* _What the task requires_
Each line below either holds the string "hair" or doesn't. Count those that do and give only the number.

::: Data provided :::

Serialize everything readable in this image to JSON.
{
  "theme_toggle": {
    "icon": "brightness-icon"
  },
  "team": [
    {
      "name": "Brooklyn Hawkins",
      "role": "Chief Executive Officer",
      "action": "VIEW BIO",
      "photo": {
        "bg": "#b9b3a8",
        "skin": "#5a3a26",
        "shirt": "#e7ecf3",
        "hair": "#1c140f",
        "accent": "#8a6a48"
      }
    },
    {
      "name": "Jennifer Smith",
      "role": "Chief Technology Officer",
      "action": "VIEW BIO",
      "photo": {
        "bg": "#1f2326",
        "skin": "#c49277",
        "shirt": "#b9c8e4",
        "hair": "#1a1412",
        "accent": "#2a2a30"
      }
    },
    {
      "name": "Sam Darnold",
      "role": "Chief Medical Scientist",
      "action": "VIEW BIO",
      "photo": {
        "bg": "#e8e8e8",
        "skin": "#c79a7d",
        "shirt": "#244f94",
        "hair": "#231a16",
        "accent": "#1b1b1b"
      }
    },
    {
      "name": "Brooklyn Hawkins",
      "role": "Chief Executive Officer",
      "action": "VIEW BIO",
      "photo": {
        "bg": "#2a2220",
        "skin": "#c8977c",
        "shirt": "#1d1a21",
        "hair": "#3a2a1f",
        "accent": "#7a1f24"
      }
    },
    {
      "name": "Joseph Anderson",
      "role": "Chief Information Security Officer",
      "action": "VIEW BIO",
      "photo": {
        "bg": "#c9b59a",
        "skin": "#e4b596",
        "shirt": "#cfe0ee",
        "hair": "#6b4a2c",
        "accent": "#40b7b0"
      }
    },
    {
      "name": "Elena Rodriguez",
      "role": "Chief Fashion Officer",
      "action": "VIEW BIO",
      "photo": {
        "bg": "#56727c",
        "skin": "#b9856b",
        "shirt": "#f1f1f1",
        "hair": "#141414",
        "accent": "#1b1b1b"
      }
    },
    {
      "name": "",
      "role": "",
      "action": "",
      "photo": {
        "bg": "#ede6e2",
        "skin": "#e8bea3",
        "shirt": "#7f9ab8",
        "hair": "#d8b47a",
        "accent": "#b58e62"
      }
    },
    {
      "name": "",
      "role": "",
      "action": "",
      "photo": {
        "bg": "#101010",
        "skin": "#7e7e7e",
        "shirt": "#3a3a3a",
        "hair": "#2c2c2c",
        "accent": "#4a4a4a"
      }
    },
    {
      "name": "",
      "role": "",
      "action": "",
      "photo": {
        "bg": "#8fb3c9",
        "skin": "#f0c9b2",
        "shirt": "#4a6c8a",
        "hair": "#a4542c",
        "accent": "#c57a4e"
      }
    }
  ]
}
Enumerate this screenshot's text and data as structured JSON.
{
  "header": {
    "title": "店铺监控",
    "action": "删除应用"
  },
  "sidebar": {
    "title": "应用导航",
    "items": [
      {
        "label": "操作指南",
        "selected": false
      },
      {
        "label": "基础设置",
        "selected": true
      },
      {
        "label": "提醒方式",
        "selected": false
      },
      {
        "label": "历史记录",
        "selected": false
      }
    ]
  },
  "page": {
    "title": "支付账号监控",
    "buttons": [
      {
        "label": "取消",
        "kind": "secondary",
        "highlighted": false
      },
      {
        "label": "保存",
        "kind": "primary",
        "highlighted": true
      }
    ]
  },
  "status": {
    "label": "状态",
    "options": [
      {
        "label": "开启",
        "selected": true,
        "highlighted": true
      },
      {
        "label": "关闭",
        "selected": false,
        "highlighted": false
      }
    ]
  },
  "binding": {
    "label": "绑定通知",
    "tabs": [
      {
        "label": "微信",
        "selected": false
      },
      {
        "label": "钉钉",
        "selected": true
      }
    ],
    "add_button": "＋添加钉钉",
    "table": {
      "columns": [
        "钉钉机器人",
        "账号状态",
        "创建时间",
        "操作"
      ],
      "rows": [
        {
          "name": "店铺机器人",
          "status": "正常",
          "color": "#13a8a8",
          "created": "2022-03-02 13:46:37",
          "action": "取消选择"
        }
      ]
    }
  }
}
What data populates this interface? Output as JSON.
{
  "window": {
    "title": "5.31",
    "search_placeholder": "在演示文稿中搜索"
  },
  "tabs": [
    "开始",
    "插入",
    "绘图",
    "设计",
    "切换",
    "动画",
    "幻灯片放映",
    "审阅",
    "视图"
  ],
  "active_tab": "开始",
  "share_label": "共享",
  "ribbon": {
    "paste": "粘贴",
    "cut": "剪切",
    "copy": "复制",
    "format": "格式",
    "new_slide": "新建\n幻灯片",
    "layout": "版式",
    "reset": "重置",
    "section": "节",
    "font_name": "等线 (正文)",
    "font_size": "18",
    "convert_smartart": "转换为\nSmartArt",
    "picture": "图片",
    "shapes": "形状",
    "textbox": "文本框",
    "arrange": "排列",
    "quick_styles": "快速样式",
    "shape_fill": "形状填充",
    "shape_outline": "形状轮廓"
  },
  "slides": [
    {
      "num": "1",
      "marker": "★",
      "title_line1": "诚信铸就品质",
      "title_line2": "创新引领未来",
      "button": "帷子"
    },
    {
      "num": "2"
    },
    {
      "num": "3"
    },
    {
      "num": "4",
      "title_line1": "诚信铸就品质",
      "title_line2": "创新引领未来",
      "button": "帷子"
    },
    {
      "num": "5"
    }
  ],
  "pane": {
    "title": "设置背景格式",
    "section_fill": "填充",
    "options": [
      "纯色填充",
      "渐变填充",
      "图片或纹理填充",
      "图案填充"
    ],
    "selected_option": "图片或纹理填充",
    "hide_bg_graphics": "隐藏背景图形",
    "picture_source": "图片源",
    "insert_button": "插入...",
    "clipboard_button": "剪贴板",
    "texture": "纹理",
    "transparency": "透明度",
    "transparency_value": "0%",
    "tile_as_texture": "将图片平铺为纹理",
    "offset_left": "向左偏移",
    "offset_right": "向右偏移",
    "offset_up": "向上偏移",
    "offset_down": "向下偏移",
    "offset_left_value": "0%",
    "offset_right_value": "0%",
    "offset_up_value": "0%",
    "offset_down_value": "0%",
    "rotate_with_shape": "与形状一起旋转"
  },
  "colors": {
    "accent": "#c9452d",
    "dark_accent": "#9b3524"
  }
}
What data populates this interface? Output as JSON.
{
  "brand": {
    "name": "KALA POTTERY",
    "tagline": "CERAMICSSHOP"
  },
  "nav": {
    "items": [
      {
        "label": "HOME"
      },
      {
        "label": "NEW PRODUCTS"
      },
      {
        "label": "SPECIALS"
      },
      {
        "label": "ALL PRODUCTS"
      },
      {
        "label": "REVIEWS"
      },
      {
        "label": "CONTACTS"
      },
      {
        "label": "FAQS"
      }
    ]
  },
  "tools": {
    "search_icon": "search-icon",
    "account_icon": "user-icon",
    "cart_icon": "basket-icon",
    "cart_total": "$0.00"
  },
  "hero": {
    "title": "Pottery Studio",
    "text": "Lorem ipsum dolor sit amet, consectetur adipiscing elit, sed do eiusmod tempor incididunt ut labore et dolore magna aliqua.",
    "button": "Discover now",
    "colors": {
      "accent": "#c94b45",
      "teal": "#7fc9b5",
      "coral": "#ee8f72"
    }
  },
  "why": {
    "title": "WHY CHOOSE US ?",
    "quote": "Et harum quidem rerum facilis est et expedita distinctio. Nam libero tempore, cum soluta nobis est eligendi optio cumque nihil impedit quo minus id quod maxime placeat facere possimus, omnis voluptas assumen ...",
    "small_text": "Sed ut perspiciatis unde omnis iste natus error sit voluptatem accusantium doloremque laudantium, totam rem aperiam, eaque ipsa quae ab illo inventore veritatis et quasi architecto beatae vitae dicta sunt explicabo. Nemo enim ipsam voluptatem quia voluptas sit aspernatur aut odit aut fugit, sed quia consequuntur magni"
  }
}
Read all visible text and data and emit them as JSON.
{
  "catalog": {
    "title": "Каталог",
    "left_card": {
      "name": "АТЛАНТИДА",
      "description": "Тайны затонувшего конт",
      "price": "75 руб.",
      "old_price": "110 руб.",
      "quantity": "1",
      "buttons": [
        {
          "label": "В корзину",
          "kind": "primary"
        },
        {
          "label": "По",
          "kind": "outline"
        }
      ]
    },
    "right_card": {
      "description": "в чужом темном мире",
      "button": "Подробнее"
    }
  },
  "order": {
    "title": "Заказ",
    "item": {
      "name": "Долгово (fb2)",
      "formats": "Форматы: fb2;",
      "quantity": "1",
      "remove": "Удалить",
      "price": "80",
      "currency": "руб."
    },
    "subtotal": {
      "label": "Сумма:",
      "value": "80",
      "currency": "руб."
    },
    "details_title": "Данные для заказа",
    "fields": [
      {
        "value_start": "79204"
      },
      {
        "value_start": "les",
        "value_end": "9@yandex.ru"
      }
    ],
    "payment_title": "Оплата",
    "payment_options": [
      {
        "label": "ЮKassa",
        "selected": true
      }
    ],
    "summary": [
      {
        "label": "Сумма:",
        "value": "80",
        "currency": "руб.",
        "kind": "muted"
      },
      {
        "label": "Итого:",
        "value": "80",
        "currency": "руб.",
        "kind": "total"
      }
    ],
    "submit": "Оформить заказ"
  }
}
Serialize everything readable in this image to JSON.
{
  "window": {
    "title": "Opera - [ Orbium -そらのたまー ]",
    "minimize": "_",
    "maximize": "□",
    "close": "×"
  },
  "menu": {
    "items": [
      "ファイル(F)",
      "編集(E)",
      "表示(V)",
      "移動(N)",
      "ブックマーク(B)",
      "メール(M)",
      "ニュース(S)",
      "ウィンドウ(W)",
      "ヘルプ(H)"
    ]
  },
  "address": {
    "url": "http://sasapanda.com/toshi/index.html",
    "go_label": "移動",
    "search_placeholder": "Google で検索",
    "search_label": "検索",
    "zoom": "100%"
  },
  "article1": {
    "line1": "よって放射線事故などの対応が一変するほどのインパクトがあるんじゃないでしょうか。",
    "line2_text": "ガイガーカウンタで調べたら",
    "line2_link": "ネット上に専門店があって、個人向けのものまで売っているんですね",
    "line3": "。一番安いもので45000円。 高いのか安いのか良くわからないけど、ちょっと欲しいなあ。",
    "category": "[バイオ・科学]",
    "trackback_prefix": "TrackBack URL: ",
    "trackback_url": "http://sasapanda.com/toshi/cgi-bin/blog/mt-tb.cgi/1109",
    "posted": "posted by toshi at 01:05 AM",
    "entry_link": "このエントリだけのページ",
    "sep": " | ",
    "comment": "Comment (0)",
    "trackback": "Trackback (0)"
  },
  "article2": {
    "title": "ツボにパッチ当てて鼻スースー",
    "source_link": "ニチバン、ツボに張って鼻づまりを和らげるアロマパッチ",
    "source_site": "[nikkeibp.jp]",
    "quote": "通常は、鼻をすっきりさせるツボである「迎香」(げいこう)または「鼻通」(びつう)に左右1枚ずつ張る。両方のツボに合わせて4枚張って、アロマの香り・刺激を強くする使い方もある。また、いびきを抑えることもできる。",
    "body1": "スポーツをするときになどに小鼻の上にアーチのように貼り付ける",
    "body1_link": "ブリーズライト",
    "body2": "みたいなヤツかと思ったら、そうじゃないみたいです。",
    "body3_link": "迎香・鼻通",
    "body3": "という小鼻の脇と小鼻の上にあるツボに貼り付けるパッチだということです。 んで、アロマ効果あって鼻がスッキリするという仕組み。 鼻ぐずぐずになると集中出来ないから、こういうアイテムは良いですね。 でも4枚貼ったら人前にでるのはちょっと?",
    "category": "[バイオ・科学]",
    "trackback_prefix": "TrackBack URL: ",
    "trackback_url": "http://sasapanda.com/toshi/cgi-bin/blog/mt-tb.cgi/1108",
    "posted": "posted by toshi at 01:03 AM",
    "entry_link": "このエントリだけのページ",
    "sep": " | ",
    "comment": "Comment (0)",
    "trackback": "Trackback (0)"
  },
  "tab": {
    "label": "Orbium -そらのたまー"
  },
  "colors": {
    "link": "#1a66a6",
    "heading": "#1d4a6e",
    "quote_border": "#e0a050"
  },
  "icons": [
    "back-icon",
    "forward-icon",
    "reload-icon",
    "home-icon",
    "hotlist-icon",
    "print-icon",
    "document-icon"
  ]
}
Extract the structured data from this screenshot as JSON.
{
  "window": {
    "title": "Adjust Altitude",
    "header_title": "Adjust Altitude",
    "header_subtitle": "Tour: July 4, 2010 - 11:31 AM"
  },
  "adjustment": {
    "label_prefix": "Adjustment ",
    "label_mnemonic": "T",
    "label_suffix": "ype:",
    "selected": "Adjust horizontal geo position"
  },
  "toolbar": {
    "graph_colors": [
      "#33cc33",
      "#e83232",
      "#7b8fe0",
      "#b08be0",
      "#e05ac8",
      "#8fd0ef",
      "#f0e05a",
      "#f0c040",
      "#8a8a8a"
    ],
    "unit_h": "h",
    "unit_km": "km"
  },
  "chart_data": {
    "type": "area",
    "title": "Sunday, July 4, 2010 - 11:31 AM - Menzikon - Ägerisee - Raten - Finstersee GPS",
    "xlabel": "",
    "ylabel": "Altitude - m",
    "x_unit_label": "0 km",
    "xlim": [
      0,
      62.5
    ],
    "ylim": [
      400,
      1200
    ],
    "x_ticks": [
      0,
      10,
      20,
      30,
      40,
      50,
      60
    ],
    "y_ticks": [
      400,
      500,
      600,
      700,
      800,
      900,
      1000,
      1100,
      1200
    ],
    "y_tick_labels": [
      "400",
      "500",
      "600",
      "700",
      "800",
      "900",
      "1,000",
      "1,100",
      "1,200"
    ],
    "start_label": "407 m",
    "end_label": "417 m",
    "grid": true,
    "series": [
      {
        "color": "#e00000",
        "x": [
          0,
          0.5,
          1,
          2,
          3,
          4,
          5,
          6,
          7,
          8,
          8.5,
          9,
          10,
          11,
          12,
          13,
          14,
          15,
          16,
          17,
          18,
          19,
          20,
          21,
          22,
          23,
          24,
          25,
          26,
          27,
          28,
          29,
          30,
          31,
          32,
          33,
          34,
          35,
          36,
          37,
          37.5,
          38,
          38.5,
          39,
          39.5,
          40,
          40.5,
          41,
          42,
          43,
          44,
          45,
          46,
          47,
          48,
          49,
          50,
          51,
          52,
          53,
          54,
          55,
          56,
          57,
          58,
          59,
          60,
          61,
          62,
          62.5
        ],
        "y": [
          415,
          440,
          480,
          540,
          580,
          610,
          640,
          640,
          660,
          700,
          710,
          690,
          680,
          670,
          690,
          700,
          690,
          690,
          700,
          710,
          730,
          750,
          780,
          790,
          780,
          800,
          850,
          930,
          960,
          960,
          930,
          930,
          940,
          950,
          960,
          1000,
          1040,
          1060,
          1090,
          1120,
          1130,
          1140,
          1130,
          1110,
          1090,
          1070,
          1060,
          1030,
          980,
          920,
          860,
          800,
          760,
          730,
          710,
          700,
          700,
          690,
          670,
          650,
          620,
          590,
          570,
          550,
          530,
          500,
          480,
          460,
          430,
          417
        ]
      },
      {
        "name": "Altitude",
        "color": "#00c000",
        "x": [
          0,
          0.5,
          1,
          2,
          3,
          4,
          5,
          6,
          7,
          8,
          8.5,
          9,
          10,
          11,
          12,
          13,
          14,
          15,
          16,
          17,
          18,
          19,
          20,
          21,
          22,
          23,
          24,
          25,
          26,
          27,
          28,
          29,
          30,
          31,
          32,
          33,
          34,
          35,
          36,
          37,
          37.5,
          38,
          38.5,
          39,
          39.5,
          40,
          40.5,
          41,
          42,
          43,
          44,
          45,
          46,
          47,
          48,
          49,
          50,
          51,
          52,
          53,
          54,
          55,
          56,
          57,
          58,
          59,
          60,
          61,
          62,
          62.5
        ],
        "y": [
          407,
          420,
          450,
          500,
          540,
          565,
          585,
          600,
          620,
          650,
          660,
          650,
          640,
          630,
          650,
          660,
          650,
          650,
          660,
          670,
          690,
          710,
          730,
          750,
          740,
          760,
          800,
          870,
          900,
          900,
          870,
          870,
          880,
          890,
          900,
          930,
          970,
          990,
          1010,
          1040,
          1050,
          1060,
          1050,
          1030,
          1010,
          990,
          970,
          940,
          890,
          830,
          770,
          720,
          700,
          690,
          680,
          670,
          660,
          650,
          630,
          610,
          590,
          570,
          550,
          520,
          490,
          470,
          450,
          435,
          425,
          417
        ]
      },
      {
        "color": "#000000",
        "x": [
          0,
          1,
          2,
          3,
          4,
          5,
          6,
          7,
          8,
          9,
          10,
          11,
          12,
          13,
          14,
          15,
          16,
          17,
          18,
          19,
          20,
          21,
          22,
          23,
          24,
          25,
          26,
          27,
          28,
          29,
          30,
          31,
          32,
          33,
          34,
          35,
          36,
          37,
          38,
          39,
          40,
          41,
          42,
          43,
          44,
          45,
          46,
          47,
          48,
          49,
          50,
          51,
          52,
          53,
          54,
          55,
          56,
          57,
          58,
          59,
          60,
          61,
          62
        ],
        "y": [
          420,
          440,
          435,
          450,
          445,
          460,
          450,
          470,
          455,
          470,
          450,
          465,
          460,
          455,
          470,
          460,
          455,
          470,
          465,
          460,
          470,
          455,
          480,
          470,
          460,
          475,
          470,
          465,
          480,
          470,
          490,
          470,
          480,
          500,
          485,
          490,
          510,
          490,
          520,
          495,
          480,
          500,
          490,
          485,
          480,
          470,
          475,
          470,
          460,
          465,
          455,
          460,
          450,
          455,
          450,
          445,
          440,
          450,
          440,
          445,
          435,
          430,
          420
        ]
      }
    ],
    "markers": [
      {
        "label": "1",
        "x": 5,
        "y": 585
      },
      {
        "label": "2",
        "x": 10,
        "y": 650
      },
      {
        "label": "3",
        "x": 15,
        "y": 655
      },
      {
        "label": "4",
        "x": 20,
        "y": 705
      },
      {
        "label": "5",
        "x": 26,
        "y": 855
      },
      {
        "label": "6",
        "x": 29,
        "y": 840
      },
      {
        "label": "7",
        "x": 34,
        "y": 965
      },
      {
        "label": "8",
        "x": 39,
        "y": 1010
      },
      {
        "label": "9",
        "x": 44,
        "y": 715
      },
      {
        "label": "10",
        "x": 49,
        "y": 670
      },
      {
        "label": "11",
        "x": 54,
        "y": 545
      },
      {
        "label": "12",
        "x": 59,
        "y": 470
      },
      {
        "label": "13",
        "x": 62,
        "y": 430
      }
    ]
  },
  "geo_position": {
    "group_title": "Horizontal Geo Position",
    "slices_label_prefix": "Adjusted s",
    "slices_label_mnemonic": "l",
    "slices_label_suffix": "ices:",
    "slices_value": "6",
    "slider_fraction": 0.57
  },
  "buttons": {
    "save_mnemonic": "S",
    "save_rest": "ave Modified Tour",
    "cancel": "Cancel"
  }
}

:::

* _Finished exercise_
9